[Requirement] Transcribe every entry word for word, but skip the images.

Dataset entries:
___

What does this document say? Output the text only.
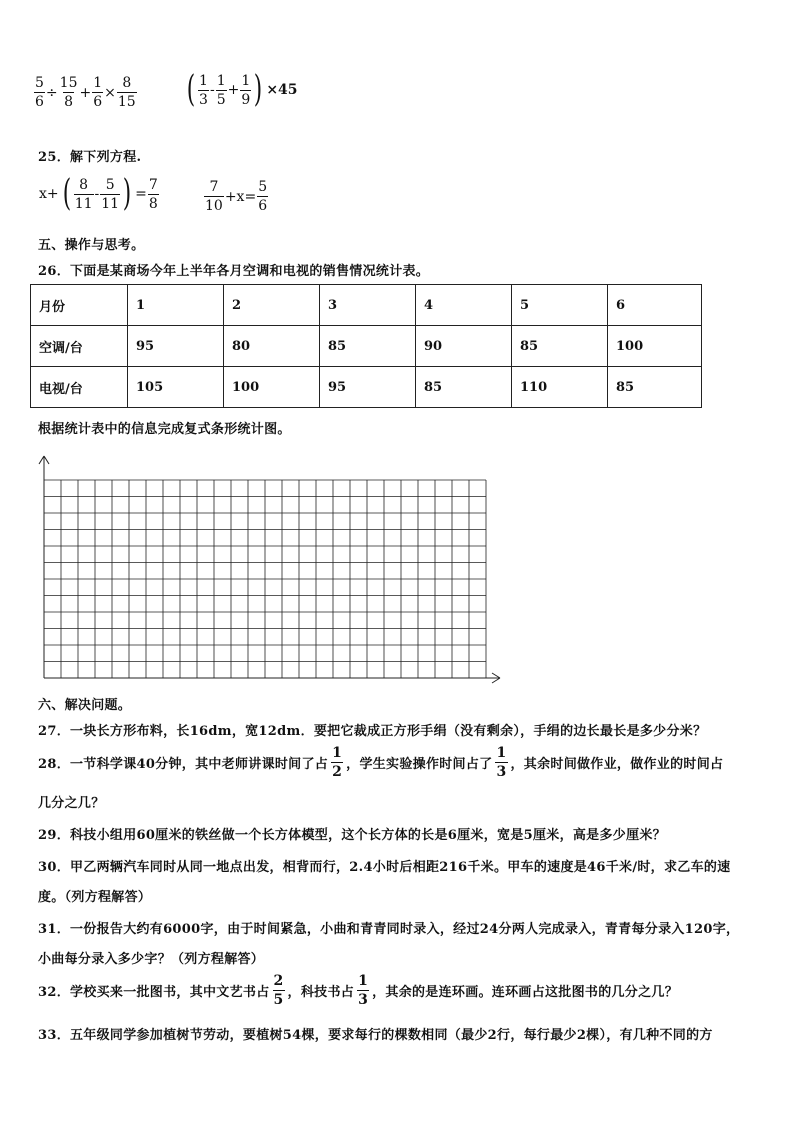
$\frac{5}{6} \div \frac{15}{8} + \frac{1}{6} \times \frac{8}{15}$ ( $\frac{1}{3} - \frac{1}{5} + \frac{1}{9}$ ) ×45
25．解下列方程.
x+ ( $\frac{8}{11} - \frac{5}{11}$ ) = $\frac{7}{8}$	$\frac{7}{10} +x= \frac{5}{6}$
五、操作与思考。
26．下面是某商场今年上半年各月空调和电视的销售情况统计表。
月份	1	2	3	4	5	6
空调/台	95	80	85	90	85	100
电视/台	105	100	95	85	110	85
根据统计表中的信息完成复式条形统计图。
六、解决问题。
27．一块长方形布料，长16dm，宽12dm．要把它裁成正方形手绢（没有剩余），手绢的边长最长是多少分米？
28．一节科学课40分钟，其中老师讲课时间了占 $\frac{1}{2}$ ，学生实验操作时间占了 $\frac{1}{3}$ ，其余时间做作业，做作业的时间占
几分之几？
29．科技小组用60厘米的铁丝做一个长方体模型，这个长方体的长是6厘米，宽是5厘米，高是多少厘米？
30．甲乙两辆汽车同时从同一地点出发，相背而行，2.4小时后相距216千米。甲车的速度是46千米/时，求乙车的速
度。（列方程解答）
31．一份报告大约有6000字，由于时间紧急，小曲和青青同时录入，经过24分两人完成录入，青青每分录入120字，
小曲每分录入多少字？（列方程解答）
32．学校买来一批图书，其中文艺书占 $\frac{2}{5}$ ，科技书占 $\frac{1}{3}$ ，其余的是连环画。连环画占这批图书的几分之几？
33．五年级同学参加植树节劳动，要植树54棵，要求每行的棵数相同（最少2行，每行最少2棵），有几种不同的方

___

[Task output]
What does this document say? Output the text only.
$\frac{5}{6} \div \frac{15}{8} + \frac{1}{6} \times \frac{8}{15}$ ( $\frac{1}{3} - \frac{1}{5} + \frac{1}{9}$ ) ×45
25．解下列方程.
x+ ( $\frac{8}{11} - \frac{5}{11}$ ) = $\frac{7}{8}$	$\frac{7}{10} +x= \frac{5}{6}$
五、操作与思考。
26．下面是某商场今年上半年各月空调和电视的销售情况统计表。
月份	1	2	3	4	5	6
空调/台	95	80	85	90	85	100
电视/台	105	100	95	85	110	85
根据统计表中的信息完成复式条形统计图。
六、解决问题。
27．一块长方形布料，长16dm，宽12dm．要把它裁成正方形手绢（没有剩余），手绢的边长最长是多少分米？
28．一节科学课40分钟，其中老师讲课时间了占 $\frac{1}{2}$ ，学生实验操作时间占了 $\frac{1}{3}$ ，其余时间做作业，做作业的时间占
几分之几？
29．科技小组用60厘米的铁丝做一个长方体模型，这个长方体的长是6厘米，宽是5厘米，高是多少厘米？
30．甲乙两辆汽车同时从同一地点出发，相背而行，2.4小时后相距216千米。甲车的速度是46千米/时，求乙车的速
度。（列方程解答）
31．一份报告大约有6000字，由于时间紧急，小曲和青青同时录入，经过24分两人完成录入，青青每分录入120字，
小曲每分录入多少字？（列方程解答）
32．学校买来一批图书，其中文艺书占 $\frac{2}{5}$ ，科技书占 $\frac{1}{3}$ ，其余的是连环画。连环画占这批图书的几分之几？
33．五年级同学参加植树节劳动，要植树54棵，要求每行的棵数相同（最少2行，每行最少2棵），有几种不同的方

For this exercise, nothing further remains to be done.